THE REQUEST
Copy each line below in which the word "Breach" occurs.

RECORDS FOR THE EXERCISE
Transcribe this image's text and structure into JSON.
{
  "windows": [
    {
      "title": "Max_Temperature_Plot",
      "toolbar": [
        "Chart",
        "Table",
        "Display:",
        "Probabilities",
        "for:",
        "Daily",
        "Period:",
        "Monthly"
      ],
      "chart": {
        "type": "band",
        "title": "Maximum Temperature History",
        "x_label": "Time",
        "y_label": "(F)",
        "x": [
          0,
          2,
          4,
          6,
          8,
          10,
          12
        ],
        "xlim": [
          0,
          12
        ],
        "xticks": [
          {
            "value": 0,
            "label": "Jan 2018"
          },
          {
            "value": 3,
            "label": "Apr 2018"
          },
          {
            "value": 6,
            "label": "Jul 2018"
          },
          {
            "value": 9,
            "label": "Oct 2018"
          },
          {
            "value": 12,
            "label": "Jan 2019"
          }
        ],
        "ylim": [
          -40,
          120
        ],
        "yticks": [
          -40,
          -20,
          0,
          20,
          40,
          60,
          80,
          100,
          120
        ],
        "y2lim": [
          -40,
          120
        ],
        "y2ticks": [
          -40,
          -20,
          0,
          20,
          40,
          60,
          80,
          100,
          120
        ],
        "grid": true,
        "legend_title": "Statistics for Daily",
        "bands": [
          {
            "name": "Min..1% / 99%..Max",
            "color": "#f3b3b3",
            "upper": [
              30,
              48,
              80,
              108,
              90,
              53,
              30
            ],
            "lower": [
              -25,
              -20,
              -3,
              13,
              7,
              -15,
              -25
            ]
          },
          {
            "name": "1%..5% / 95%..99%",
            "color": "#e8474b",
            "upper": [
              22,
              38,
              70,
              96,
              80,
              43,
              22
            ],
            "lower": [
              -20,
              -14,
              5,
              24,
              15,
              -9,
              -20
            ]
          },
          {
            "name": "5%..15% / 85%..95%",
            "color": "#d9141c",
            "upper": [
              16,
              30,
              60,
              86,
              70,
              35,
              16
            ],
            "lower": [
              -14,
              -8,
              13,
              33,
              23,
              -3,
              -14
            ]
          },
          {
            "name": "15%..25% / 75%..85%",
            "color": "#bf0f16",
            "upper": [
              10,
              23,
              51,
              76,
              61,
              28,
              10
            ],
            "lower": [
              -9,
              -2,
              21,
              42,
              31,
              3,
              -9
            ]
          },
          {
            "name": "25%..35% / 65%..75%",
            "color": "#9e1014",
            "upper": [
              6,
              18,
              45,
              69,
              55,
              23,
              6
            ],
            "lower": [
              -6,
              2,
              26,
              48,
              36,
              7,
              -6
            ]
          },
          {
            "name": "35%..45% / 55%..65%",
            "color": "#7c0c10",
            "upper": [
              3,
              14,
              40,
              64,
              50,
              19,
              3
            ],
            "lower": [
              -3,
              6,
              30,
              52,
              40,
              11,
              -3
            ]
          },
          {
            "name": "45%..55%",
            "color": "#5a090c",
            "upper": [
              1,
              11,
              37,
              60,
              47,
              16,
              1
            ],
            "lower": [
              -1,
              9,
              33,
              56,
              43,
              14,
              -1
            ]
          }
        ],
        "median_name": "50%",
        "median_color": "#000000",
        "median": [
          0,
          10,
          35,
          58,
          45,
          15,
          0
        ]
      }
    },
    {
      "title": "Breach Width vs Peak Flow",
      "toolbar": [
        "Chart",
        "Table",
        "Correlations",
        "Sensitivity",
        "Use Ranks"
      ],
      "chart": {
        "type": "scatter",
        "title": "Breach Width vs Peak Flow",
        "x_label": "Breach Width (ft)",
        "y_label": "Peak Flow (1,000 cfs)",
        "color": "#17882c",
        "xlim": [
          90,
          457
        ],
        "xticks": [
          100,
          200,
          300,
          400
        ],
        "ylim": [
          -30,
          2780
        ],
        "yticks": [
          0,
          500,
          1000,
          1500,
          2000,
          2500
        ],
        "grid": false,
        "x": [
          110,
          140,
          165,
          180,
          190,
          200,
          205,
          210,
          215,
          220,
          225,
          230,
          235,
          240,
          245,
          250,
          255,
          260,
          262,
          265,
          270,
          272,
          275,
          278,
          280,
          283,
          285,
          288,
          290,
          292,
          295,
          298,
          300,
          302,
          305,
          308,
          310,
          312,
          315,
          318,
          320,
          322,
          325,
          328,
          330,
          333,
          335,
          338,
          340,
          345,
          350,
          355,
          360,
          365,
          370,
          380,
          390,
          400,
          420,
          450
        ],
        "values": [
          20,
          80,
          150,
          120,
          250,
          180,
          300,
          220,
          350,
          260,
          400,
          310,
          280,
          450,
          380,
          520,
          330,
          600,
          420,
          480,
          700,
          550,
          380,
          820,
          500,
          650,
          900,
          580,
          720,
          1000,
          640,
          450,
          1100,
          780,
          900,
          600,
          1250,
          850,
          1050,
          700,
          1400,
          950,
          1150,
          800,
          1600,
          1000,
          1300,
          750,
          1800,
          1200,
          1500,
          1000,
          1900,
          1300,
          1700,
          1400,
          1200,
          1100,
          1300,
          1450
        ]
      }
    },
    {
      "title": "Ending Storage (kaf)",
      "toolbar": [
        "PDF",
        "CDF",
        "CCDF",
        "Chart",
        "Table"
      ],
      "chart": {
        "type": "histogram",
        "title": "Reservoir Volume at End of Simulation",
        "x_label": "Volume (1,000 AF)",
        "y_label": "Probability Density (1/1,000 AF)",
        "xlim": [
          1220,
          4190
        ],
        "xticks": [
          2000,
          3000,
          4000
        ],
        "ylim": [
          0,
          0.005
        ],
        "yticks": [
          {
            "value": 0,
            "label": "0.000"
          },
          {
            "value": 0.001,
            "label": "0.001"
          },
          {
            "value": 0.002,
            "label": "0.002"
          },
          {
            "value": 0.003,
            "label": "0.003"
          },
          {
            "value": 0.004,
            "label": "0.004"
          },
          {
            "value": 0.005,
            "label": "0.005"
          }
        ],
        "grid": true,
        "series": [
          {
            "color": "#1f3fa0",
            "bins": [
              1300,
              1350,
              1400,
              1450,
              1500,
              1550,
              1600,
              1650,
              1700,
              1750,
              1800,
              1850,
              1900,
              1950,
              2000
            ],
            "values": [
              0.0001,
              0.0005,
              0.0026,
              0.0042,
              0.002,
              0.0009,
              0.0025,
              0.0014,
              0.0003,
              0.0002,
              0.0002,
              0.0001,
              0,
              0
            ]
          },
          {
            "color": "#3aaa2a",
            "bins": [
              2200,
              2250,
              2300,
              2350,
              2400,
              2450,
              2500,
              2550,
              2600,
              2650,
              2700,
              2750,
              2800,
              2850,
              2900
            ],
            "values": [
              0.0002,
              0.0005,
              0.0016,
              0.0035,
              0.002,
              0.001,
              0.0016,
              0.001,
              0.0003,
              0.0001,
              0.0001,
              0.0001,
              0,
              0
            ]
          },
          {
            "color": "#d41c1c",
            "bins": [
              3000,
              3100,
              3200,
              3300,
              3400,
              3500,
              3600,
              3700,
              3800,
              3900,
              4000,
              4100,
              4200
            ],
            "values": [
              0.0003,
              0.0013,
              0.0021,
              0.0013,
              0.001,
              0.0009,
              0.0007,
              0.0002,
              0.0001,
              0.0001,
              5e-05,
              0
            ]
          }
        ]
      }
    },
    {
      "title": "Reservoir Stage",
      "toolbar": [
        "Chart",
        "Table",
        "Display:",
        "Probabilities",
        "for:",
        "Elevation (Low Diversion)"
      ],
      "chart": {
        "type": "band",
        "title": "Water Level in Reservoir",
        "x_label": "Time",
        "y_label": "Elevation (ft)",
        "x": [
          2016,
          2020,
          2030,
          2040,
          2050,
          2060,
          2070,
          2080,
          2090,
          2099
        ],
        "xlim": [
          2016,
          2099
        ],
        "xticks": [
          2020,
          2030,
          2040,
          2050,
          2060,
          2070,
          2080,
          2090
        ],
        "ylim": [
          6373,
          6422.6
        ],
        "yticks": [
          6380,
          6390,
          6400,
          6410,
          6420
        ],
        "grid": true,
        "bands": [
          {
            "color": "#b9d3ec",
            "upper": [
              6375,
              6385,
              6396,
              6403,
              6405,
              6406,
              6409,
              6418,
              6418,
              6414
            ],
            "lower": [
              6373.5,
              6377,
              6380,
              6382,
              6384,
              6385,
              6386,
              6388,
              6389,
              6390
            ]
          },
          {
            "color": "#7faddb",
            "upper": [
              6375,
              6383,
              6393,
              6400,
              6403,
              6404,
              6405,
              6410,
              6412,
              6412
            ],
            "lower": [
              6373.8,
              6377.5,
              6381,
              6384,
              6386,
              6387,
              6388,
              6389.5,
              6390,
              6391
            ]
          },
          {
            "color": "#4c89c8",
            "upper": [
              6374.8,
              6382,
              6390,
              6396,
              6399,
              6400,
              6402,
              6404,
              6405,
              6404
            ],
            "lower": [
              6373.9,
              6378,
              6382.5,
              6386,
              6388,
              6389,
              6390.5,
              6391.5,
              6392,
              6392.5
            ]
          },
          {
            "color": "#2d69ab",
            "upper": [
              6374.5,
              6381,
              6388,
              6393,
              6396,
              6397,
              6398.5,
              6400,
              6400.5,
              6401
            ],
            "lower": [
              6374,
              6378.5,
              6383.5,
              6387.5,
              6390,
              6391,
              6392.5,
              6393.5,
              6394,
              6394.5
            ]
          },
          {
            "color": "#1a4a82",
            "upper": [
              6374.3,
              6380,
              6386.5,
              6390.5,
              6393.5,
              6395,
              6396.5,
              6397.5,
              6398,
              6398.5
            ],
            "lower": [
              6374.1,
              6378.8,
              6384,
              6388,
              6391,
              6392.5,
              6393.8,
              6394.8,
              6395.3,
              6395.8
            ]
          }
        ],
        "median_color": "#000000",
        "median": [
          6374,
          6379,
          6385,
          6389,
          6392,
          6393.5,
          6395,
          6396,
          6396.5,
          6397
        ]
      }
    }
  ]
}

RESPONSE
      "title": "Breach Width vs Peak Flow",
        "title": "Breach Width vs Peak Flow",
        "x_label": "Breach Width (ft)",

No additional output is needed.